(Collected data)
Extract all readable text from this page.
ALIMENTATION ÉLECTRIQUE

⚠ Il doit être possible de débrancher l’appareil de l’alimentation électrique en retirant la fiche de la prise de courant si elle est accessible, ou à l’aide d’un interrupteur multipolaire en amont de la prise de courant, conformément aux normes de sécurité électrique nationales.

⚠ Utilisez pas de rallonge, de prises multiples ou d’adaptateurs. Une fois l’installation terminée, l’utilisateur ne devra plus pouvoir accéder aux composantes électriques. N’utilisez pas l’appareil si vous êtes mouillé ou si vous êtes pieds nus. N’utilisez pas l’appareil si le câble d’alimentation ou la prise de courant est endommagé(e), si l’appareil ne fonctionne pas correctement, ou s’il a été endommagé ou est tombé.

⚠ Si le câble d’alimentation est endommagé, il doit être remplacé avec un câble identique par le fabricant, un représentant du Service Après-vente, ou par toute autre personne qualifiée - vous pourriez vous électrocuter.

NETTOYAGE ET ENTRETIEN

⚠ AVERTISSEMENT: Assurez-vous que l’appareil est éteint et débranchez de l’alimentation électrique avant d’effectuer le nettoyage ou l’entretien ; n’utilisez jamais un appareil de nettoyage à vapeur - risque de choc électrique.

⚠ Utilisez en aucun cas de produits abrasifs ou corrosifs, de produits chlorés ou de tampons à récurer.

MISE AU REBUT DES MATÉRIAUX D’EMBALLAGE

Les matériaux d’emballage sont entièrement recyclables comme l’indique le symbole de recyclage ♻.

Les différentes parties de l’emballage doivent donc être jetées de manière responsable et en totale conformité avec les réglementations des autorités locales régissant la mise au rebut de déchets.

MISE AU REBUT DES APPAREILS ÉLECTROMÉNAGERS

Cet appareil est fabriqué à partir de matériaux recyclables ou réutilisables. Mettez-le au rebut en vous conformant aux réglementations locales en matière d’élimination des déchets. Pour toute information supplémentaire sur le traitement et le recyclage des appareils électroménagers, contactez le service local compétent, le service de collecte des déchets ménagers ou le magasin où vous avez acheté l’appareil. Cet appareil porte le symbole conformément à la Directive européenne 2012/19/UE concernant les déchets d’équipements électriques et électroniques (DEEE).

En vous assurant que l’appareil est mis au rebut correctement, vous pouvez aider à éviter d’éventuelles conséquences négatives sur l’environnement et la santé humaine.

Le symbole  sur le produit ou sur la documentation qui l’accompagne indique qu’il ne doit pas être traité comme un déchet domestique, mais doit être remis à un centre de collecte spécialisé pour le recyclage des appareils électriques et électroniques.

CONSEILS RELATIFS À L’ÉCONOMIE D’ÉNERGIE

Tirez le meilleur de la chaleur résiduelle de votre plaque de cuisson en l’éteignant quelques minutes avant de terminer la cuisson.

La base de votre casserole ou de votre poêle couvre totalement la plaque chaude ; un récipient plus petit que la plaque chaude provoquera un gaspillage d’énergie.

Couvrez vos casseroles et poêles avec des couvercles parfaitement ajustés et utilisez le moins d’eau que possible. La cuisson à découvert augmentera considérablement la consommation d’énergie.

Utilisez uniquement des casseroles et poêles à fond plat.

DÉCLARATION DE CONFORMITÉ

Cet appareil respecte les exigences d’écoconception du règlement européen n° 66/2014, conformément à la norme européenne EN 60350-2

• What to do
Write out the full listing, keeping every line exactly as it is.

• Answer for the task
Extract all readable text from this page.
ALIMENTATION ÉLECTRIQUE

⚠ Il doit être possible de débrancher l’appareil de l’alimentation électrique en retirant la fiche de la prise de courant si elle est accessible, ou à l’aide d’un interrupteur multipolaire en amont de la prise de courant, conformément aux normes de sécurité électrique nationales.

⚠ Utilisez pas de rallonge, de prises multiples ou d’adaptateurs. Une fois l’installation terminée, l’utilisateur ne devra plus pouvoir accéder aux composantes électriques. N’utilisez pas l’appareil si vous êtes mouillé ou si vous êtes pieds nus. N’utilisez pas l’appareil si le câble d’alimentation ou la prise de courant est endommagé(e), si l’appareil ne fonctionne pas correctement, ou s’il a été endommagé ou est tombé.

⚠ Si le câble d’alimentation est endommagé, il doit être remplacé avec un câble identique par le fabricant, un représentant du Service Après-vente, ou par toute autre personne qualifiée - vous pourriez vous électrocuter.

NETTOYAGE ET ENTRETIEN

⚠ AVERTISSEMENT: Assurez-vous que l’appareil est éteint et débranchez de l’alimentation électrique avant d’effectuer le nettoyage ou l’entretien ; n’utilisez jamais un appareil de nettoyage à vapeur - risque de choc électrique.

⚠ Utilisez en aucun cas de produits abrasifs ou corrosifs, de produits chlorés ou de tampons à récurer.

MISE AU REBUT DES MATÉRIAUX D’EMBALLAGE

Les matériaux d’emballage sont entièrement recyclables comme l’indique le symbole de recyclage ♻.

Les différentes parties de l’emballage doivent donc être jetées de manière responsable et en totale conformité avec les réglementations des autorités locales régissant la mise au rebut de déchets.

MISE AU REBUT DES APPAREILS ÉLECTROMÉNAGERS

Cet appareil est fabriqué à partir de matériaux recyclables ou réutilisables. Mettez-le au rebut en vous conformant aux réglementations locales en matière d’élimination des déchets. Pour toute information supplémentaire sur le traitement et le recyclage des appareils électroménagers, contactez le service local compétent, le service de collecte des déchets ménagers ou le magasin où vous avez acheté l’appareil. Cet appareil porte le symbole conformément à la Directive européenne 2012/19/UE concernant les déchets d’équipements électriques et électroniques (DEEE).

En vous assurant que l’appareil est mis au rebut correctement, vous pouvez aider à éviter d’éventuelles conséquences négatives sur l’environnement et la santé humaine.

Le symbole  sur le produit ou sur la documentation qui l’accompagne indique qu’il ne doit pas être traité comme un déchet domestique, mais doit être remis à un centre de collecte spécialisé pour le recyclage des appareils électriques et électroniques.

CONSEILS RELATIFS À L’ÉCONOMIE D’ÉNERGIE

Tirez le meilleur de la chaleur résiduelle de votre plaque de cuisson en l’éteignant quelques minutes avant de terminer la cuisson.

La base de votre casserole ou de votre poêle couvre totalement la plaque chaude ; un récipient plus petit que la plaque chaude provoquera un gaspillage d’énergie.

Couvrez vos casseroles et poêles avec des couvercles parfaitement ajustés et utilisez le moins d’eau que possible. La cuisson à découvert augmentera considérablement la consommation d’énergie.

Utilisez uniquement des casseroles et poêles à fond plat.

DÉCLARATION DE CONFORMITÉ

Cet appareil respecte les exigences d’écoconception du règlement européen n° 66/2014, conformément à la norme européenne EN 60350-2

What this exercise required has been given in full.